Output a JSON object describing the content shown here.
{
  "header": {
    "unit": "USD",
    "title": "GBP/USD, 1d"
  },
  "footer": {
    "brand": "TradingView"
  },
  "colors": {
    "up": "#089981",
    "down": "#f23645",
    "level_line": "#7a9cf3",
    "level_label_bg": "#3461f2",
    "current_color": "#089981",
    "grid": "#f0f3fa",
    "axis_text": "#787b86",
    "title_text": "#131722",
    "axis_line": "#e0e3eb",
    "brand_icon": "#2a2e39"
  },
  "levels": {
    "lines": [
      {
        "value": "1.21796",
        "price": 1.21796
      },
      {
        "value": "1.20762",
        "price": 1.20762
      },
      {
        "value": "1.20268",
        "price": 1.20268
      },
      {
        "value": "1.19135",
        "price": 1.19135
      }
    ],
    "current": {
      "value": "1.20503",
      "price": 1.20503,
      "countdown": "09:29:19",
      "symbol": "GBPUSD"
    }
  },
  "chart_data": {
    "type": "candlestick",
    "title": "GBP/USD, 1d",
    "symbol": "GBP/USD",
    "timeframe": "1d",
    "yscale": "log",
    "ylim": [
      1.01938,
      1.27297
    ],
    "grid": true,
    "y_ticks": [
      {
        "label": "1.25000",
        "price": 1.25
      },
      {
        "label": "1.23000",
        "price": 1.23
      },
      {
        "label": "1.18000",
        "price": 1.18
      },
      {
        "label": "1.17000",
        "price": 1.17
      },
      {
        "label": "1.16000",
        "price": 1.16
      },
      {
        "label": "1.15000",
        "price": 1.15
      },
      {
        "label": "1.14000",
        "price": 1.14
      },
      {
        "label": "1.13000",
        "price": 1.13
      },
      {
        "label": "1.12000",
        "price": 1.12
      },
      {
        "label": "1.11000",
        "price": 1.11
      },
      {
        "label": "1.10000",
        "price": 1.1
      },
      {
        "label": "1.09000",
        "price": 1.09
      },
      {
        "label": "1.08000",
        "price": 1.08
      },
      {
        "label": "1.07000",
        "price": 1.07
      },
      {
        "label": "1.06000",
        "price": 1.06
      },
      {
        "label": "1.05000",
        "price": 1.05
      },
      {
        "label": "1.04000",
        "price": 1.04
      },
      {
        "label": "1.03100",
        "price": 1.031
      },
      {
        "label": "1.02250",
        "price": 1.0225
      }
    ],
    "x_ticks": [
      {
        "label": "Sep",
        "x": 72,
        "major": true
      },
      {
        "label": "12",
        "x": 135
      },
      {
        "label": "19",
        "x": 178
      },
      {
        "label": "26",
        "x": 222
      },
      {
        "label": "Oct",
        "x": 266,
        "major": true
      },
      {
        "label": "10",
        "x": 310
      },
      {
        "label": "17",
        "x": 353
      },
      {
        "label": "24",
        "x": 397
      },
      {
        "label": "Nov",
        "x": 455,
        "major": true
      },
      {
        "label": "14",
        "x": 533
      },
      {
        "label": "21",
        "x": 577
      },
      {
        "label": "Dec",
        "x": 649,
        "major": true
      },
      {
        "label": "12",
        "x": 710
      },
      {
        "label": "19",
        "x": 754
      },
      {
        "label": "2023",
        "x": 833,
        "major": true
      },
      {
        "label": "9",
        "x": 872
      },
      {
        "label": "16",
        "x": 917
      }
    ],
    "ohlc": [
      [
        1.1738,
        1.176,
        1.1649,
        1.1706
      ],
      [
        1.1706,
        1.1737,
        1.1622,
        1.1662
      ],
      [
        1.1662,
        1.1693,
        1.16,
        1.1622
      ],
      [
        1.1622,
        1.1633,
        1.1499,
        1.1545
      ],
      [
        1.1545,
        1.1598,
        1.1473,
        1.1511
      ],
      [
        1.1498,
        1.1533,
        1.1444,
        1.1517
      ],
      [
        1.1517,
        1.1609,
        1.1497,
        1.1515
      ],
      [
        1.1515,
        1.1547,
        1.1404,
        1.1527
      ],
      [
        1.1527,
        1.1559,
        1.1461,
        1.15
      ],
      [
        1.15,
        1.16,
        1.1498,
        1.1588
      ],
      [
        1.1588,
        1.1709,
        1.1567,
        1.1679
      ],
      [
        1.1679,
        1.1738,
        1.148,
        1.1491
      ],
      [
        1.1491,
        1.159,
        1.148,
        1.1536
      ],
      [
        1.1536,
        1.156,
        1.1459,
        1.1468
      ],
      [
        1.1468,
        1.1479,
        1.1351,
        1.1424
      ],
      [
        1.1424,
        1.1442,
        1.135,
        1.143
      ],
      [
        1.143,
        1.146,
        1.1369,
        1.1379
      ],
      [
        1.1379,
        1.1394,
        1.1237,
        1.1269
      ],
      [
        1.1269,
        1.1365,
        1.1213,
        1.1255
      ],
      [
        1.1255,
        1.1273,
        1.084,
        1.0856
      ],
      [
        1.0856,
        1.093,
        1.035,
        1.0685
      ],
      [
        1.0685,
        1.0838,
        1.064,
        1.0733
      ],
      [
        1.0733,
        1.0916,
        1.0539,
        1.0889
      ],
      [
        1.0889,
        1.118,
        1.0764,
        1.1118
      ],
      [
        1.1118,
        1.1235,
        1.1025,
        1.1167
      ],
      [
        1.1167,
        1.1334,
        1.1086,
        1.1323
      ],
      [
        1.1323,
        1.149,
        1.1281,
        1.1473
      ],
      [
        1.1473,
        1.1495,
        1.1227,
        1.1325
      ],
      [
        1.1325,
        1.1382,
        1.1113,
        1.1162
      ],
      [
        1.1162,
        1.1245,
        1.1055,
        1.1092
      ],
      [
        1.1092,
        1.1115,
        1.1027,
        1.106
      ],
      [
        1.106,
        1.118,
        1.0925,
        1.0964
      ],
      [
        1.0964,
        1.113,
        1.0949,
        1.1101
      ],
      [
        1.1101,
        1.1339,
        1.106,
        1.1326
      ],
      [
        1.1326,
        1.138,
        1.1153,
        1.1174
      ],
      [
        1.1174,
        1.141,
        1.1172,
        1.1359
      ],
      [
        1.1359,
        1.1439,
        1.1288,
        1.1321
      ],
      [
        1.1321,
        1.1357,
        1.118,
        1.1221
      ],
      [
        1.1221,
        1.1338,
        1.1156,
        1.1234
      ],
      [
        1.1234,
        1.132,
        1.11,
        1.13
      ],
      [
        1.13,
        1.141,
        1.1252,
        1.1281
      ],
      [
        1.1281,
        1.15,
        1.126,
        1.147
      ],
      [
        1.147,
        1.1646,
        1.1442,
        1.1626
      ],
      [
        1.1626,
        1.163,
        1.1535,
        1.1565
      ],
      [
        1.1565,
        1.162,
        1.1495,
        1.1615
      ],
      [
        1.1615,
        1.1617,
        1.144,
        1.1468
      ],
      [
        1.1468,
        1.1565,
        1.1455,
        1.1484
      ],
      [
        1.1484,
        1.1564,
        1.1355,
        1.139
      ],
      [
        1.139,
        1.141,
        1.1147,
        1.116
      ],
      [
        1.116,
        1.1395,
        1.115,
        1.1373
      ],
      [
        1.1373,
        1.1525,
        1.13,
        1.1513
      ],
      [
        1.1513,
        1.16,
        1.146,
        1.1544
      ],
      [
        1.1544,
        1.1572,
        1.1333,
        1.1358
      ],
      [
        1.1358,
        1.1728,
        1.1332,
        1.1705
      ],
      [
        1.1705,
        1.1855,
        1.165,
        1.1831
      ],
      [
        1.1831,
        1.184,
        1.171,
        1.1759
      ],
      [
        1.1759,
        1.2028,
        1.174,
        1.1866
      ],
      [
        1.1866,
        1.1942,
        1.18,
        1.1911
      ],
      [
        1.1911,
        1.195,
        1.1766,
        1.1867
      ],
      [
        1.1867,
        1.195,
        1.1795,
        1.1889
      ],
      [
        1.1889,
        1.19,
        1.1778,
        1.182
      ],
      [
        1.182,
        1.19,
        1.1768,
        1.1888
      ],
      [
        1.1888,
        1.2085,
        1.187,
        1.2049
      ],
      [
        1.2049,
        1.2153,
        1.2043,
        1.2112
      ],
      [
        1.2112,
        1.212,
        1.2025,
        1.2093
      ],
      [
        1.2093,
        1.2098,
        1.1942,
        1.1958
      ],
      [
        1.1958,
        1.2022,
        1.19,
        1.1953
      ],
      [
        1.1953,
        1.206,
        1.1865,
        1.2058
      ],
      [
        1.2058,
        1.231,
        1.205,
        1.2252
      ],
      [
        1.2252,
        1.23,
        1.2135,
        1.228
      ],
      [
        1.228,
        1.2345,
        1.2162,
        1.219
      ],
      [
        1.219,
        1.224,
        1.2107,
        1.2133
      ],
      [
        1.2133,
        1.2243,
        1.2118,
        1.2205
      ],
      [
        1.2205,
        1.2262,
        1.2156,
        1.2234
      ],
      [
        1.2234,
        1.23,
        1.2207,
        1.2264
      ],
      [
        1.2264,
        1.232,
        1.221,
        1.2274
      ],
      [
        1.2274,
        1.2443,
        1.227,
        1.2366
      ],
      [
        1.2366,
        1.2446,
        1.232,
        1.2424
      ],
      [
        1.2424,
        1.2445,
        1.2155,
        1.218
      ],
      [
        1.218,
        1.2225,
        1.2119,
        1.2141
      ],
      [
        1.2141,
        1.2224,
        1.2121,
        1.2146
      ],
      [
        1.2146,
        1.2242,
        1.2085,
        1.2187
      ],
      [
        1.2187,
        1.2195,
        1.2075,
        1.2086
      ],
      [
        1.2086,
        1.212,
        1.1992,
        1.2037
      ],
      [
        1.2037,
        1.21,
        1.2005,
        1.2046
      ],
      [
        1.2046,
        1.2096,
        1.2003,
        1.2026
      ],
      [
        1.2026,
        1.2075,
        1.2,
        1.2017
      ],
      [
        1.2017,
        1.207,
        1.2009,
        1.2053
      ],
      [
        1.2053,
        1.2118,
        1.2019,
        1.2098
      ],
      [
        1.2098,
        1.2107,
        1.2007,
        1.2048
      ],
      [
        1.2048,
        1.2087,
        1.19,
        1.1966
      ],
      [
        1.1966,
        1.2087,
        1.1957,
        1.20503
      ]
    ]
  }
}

+===+

_REQUEST_
Scan the lines for the string "value". Pick out every line that has it.

_SOLUTION TO THE PROBLEM_
        "value": "1.21796",
        "value": "1.20762",
        "value": "1.20268",
        "value": "1.19135",
      "value": "1.20503",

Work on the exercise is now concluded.